**GOAL OF THE EXERCISE:** Find the lines that contain the word "What" and copy each one.
=== WORKING DATA ===
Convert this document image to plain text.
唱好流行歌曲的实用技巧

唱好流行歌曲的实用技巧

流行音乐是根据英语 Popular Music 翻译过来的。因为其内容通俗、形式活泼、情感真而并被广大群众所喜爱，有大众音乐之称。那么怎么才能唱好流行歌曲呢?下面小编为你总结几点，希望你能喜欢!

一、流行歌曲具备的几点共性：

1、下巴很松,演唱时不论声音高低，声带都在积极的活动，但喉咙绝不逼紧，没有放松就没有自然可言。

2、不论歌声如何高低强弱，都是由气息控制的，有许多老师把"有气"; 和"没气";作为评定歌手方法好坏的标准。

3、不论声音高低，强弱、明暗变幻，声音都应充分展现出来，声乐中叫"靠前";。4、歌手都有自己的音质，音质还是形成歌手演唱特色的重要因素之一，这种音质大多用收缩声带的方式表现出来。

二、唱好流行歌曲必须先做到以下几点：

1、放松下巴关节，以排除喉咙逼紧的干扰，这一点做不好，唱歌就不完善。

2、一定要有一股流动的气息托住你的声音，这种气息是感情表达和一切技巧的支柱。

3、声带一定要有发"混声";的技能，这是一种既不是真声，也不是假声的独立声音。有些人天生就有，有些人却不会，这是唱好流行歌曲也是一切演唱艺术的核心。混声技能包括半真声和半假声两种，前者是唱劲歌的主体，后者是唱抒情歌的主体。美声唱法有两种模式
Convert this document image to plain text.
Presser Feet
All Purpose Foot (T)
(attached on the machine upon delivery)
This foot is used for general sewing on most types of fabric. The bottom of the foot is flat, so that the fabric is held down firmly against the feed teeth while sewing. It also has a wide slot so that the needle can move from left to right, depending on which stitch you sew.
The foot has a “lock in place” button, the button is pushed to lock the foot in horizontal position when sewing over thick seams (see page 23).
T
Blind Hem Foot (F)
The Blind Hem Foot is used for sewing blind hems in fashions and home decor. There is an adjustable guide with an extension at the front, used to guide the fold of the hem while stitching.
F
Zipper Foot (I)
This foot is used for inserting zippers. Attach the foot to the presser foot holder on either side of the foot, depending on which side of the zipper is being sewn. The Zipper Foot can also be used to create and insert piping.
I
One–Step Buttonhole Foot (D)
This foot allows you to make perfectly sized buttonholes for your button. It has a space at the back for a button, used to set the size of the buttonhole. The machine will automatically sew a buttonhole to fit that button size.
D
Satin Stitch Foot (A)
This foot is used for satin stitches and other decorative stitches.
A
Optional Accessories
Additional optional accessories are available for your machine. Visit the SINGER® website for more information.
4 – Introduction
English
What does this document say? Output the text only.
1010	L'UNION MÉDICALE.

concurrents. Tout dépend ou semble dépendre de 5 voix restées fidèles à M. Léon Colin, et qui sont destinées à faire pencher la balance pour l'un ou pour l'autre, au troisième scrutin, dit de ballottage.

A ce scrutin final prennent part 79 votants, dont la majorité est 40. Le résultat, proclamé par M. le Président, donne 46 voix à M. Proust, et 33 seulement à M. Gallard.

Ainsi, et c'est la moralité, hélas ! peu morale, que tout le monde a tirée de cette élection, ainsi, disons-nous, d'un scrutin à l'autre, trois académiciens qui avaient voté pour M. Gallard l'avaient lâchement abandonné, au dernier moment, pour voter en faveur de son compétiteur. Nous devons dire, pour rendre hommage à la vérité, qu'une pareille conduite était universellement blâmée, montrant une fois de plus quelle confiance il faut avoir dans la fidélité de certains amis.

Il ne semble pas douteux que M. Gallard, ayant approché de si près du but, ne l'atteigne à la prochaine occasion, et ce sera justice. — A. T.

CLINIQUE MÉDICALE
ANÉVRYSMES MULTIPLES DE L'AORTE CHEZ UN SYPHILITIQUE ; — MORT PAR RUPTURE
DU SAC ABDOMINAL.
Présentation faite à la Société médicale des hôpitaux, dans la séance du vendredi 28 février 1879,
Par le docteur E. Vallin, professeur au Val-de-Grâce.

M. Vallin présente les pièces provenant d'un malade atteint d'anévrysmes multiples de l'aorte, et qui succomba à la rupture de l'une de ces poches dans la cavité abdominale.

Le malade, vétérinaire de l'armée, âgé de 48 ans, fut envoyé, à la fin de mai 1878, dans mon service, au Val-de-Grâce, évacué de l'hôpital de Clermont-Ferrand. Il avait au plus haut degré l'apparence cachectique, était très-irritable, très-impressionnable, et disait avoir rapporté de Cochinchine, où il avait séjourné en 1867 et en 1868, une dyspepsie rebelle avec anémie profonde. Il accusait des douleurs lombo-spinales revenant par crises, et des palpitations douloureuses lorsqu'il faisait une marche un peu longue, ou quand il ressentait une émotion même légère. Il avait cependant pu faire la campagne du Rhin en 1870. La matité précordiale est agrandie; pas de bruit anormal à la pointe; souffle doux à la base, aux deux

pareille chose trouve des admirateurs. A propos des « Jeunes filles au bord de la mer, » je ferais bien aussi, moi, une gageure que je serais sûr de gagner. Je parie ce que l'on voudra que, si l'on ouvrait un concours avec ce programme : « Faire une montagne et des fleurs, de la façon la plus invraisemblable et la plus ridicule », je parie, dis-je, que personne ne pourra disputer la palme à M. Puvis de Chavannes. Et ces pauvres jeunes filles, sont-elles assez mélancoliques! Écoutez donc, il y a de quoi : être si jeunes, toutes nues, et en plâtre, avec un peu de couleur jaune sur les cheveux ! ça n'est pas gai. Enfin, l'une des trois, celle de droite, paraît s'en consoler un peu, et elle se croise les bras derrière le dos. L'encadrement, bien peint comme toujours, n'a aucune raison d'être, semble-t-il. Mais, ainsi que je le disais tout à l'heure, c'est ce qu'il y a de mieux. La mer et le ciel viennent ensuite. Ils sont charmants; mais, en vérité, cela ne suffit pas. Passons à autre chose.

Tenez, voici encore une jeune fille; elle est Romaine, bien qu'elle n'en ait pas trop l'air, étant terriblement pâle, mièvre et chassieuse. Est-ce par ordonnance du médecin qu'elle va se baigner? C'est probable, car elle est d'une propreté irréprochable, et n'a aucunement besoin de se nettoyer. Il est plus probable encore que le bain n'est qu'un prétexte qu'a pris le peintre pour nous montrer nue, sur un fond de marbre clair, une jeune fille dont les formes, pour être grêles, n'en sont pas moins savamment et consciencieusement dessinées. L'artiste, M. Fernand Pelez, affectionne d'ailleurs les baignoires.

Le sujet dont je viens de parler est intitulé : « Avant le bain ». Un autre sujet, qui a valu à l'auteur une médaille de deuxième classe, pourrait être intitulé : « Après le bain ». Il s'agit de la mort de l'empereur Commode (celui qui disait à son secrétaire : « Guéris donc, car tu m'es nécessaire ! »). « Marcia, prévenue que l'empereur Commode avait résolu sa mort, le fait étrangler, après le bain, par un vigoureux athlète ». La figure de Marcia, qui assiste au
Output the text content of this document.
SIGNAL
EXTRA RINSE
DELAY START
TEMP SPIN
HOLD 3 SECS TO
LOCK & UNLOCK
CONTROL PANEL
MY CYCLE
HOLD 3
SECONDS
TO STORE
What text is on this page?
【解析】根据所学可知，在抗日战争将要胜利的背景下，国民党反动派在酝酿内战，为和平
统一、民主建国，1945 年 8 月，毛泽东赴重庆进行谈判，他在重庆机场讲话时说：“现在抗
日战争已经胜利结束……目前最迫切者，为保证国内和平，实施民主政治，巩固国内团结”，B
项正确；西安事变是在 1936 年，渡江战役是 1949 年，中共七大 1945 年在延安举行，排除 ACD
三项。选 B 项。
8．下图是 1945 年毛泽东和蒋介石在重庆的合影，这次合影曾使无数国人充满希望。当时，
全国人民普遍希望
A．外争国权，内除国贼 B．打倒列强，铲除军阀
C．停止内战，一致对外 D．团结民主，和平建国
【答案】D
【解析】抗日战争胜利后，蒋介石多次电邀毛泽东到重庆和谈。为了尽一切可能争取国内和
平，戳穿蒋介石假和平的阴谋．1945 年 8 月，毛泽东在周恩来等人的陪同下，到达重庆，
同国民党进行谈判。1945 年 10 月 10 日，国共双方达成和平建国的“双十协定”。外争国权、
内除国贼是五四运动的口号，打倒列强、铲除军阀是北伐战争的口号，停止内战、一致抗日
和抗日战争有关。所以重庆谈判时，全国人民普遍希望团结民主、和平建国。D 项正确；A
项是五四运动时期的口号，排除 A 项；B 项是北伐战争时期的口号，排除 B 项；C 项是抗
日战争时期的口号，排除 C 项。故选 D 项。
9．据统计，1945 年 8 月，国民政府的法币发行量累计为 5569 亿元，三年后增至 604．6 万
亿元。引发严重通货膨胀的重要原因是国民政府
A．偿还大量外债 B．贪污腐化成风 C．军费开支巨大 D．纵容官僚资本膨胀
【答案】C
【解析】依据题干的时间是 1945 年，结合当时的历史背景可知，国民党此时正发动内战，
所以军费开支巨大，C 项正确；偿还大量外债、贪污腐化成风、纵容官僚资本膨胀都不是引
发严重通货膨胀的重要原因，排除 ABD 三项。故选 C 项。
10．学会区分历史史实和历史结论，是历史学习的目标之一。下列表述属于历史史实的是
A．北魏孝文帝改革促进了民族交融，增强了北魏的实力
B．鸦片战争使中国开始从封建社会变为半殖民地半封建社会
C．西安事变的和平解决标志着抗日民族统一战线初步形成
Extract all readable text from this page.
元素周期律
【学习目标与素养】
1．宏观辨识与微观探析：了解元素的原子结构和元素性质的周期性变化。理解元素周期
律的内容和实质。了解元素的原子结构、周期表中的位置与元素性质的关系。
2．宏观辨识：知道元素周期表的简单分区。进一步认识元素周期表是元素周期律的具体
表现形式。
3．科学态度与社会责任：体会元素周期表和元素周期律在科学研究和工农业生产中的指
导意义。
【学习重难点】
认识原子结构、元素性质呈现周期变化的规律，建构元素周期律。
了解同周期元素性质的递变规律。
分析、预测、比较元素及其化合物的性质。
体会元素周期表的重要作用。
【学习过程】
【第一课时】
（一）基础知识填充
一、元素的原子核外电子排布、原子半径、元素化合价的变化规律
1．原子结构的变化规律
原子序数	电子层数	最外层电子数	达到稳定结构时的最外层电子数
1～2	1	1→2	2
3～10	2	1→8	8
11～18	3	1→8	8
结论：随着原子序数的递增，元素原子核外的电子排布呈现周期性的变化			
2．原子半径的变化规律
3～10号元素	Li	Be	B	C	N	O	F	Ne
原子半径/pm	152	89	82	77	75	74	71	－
===
**COMPLETE ANSWER:**
What does this document say? Output the text only.
What text is on this page?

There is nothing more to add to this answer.